***** RECORDS SUPPLIED *****

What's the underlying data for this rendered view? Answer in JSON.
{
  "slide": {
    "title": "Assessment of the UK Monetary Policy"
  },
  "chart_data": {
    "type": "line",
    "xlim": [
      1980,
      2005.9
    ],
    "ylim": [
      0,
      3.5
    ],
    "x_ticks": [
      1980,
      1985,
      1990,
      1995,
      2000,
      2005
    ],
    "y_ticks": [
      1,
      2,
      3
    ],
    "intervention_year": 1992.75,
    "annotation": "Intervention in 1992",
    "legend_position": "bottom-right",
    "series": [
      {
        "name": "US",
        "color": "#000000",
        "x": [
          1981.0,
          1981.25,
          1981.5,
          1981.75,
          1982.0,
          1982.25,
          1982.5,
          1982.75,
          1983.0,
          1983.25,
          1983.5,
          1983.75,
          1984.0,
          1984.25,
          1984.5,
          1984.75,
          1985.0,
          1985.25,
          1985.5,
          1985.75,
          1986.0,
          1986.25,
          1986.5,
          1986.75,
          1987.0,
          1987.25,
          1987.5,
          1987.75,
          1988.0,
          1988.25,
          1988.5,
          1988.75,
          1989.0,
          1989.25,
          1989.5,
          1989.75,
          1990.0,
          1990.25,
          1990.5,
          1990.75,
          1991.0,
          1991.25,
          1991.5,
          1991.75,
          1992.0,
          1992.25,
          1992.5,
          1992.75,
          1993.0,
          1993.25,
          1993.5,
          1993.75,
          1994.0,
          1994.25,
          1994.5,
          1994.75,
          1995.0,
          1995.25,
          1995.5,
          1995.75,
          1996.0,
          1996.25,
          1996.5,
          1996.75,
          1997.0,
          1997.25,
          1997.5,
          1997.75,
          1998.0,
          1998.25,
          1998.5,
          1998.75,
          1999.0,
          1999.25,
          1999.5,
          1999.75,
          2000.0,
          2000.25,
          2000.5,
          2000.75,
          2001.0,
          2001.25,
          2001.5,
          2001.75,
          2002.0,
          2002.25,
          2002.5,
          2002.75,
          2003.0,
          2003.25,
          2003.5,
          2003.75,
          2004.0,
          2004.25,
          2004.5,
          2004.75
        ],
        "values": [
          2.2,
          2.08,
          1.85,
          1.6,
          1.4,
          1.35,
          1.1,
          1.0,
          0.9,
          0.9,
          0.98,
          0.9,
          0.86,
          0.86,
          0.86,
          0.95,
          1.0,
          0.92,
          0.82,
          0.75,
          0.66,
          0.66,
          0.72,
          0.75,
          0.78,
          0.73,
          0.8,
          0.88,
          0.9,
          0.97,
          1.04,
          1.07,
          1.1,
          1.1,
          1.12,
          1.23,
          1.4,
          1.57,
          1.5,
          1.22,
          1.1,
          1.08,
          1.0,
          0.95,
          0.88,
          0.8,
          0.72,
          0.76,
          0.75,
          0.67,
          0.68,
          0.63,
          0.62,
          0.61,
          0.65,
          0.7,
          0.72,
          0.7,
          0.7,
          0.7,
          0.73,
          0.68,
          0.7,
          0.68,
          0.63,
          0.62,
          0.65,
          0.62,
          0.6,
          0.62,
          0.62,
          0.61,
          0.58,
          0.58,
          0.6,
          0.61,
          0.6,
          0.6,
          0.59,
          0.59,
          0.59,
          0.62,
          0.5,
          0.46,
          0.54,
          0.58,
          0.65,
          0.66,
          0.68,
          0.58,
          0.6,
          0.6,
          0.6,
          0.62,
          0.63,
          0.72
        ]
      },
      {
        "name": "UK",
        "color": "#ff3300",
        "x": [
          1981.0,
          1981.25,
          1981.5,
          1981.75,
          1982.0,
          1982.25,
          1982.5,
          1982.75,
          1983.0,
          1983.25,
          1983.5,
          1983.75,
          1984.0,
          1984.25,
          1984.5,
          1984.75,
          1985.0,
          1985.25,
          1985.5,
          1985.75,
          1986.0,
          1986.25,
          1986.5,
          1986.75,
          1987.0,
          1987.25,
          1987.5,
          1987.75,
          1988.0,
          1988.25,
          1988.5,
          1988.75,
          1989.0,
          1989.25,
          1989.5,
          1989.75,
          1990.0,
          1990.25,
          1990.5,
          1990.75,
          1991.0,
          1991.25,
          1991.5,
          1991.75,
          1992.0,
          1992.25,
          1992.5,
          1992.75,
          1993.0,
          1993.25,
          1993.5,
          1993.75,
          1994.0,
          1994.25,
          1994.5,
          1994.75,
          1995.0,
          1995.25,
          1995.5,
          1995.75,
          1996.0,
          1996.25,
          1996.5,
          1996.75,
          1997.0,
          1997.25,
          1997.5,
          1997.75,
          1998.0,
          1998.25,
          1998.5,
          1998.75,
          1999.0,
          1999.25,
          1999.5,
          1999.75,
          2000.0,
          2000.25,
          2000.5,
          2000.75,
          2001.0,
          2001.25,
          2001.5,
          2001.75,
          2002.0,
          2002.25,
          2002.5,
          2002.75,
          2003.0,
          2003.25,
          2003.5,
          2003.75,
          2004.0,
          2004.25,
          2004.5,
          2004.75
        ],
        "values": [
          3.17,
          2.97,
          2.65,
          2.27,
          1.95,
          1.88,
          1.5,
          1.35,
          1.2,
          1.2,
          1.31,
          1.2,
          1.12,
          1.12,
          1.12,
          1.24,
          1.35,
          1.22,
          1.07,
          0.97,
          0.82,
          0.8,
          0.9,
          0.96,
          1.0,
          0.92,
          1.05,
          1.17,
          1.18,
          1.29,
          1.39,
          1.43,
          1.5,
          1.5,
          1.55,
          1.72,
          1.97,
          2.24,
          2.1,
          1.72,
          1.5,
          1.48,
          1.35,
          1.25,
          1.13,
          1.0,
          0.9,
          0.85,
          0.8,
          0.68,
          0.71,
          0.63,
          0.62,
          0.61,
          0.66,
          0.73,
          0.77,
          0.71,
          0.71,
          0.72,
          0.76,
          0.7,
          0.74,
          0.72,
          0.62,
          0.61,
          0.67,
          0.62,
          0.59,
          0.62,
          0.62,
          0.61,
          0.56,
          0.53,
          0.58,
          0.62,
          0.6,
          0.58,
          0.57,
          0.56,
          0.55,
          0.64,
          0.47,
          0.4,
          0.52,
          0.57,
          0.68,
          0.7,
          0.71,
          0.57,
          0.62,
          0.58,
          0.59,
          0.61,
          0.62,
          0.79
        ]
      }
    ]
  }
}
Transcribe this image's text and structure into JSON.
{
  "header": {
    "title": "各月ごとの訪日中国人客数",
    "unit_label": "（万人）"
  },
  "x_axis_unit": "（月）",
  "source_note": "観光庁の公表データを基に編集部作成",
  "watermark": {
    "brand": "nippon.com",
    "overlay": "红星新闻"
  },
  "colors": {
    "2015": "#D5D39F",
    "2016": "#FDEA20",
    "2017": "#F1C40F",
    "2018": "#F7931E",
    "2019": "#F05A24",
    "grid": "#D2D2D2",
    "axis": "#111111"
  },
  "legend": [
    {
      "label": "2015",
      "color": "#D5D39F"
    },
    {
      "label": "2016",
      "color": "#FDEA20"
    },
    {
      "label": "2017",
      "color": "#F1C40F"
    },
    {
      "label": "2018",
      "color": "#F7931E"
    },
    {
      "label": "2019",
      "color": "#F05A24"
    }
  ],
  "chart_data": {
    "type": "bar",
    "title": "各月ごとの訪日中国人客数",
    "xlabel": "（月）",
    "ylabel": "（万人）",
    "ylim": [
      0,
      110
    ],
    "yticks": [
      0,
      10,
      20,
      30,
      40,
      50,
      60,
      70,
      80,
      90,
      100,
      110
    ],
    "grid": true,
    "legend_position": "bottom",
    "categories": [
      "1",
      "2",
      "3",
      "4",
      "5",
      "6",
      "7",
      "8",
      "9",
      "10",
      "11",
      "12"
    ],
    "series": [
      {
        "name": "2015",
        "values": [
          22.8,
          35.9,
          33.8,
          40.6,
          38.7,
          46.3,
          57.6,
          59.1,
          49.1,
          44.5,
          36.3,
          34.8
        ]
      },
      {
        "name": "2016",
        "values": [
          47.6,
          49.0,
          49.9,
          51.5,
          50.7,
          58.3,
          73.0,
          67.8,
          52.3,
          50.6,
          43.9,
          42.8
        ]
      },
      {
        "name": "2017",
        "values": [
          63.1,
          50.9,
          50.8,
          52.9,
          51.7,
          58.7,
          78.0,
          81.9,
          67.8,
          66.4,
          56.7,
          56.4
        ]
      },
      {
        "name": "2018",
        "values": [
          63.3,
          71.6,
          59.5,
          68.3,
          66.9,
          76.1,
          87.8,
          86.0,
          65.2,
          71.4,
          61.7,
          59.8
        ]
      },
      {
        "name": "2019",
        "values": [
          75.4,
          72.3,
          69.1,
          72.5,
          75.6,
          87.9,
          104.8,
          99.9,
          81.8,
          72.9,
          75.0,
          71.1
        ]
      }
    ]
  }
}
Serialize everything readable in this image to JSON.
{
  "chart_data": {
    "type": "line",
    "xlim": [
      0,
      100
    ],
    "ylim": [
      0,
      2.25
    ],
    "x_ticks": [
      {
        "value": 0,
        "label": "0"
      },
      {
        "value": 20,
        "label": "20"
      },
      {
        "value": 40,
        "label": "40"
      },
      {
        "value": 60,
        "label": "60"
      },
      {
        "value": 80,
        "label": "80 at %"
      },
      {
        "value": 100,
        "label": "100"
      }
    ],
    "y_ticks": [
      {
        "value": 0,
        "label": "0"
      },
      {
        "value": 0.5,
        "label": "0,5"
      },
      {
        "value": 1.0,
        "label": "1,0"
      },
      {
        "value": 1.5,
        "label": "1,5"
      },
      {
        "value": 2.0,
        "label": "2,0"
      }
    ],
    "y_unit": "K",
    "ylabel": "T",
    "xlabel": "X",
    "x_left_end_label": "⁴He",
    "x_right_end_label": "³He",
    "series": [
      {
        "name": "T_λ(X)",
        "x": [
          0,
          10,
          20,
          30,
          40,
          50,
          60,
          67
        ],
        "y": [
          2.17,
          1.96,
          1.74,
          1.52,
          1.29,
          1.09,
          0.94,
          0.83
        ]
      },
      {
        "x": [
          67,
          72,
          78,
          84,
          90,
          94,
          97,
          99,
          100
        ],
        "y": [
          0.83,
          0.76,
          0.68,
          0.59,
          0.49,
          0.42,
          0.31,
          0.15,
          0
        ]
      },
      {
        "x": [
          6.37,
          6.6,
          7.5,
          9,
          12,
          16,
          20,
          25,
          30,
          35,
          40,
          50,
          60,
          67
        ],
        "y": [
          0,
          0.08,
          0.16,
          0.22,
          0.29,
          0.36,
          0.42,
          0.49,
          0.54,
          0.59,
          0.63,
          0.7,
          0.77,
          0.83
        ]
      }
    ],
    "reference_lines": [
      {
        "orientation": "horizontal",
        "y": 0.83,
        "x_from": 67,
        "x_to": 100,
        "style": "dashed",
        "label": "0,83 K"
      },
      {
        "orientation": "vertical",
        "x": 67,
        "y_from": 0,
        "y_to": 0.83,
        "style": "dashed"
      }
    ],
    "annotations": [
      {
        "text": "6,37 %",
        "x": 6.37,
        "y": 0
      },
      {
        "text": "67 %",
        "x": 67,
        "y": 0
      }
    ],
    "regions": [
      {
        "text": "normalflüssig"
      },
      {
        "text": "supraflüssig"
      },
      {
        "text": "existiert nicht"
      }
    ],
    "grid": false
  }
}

*****

## OBJECTIVE
Only the number is needed here: how many lines of the records contain "orientation"?

## FINAL RESULT
2